## Task details
Reproduce the records that follow in full, excluding any picture they contain.
---------- Entries
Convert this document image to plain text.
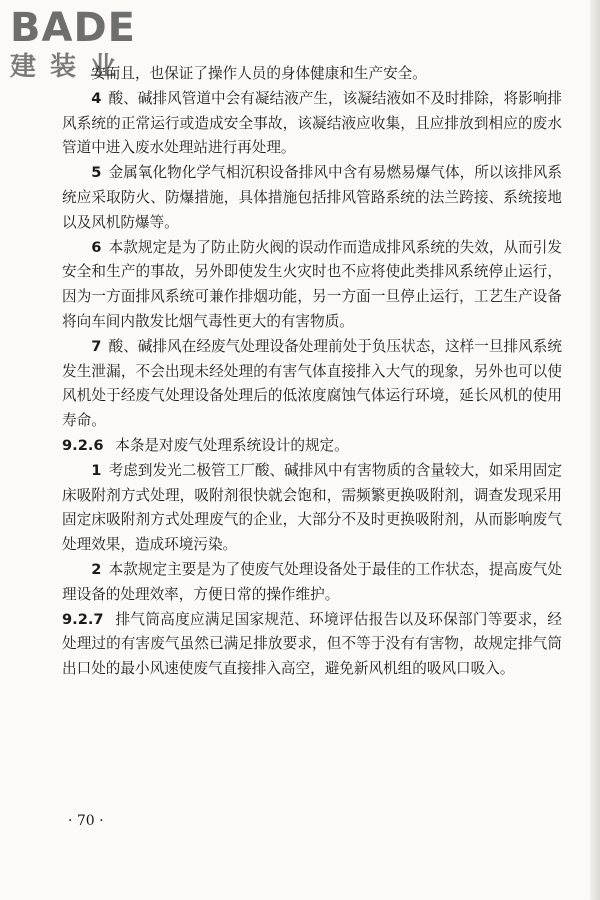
BADE
建装业

安而且，也保证了操作人员的身体健康和生产安全。

4 酸、碱排风管道中会有凝结液产生，该凝结液如不及时排除，将影响排风系统的正常运行或造成安全事故，该凝结液应收集，且应排放到相应的废水管道中进入废水处理站进行再处理。

5 金属氧化物化学气相沉积设备排风中含有易燃易爆气体，所以该排风系统应采取防火、防爆措施，具体措施包括排风管路系统的法兰跨接、系统接地以及风机防爆等。

6 本款规定是为了防止防火阀的误动作而造成排风系统的失效，从而引发安全和生产的事故，另外即使发生火灾时也不应将使此类排风系统停止运行，因为一方面排风系统可兼作排烟功能，另一方面一旦停止运行，工艺生产设备将向车间内散发比烟气毒性更大的有害物质。

7 酸、碱排风在经废气处理设备处理前处于负压状态，这样一旦排风系统发生泄漏，不会出现未经处理的有害气体直接排入大气的现象，另外也可以使风机处于经废气处理设备处理后的低浓度腐蚀气体运行环境，延长风机的使用寿命。

9.2.6 本条是对废气处理系统设计的规定。

1 考虑到发光二极管工厂酸、碱排风中有害物质的含量较大，如采用固定床吸附剂方式处理，吸附剂很快就会饱和，需频繁更换吸附剂，调查发现采用固定床吸附剂方式处理废气的企业，大部分不及时更换吸附剂，从而影响废气处理效果，造成环境污染。

2 本款规定主要是为了使废气处理设备处于最佳的工作状态，提高废气处理设备的处理效率，方便日常的操作维护。

9.2.7 排气筒高度应满足国家规范、环境评估报告以及环保部门等要求，经处理过的有害废气虽然已满足排放要求，但不等于没有有害物，故规定排气筒出口处的最小风速使废气直接排入高空，避免新风机组的吸风口吸入。

· 70 ·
--------------------
## Answer below
Convert this document image to plain text.
BADE
建装业

安而且，也保证了操作人员的身体健康和生产安全。

4 酸、碱排风管道中会有凝结液产生，该凝结液如不及时排除，将影响排风系统的正常运行或造成安全事故，该凝结液应收集，且应排放到相应的废水管道中进入废水处理站进行再处理。

5 金属氧化物化学气相沉积设备排风中含有易燃易爆气体，所以该排风系统应采取防火、防爆措施，具体措施包括排风管路系统的法兰跨接、系统接地以及风机防爆等。

6 本款规定是为了防止防火阀的误动作而造成排风系统的失效，从而引发安全和生产的事故，另外即使发生火灾时也不应将使此类排风系统停止运行，因为一方面排风系统可兼作排烟功能，另一方面一旦停止运行，工艺生产设备将向车间内散发比烟气毒性更大的有害物质。

7 酸、碱排风在经废气处理设备处理前处于负压状态，这样一旦排风系统发生泄漏，不会出现未经处理的有害气体直接排入大气的现象，另外也可以使风机处于经废气处理设备处理后的低浓度腐蚀气体运行环境，延长风机的使用寿命。

9.2.6 本条是对废气处理系统设计的规定。

1 考虑到发光二极管工厂酸、碱排风中有害物质的含量较大，如采用固定床吸附剂方式处理，吸附剂很快就会饱和，需频繁更换吸附剂，调查发现采用固定床吸附剂方式处理废气的企业，大部分不及时更换吸附剂，从而影响废气处理效果，造成环境污染。

2 本款规定主要是为了使废气处理设备处于最佳的工作状态，提高废气处理设备的处理效率，方便日常的操作维护。

9.2.7 排气筒高度应满足国家规范、环境评估报告以及环保部门等要求，经处理过的有害废气虽然已满足排放要求，但不等于没有有害物，故规定排气筒出口处的最小风速使废气直接排入高空，避免新风机组的吸风口吸入。

· 70 ·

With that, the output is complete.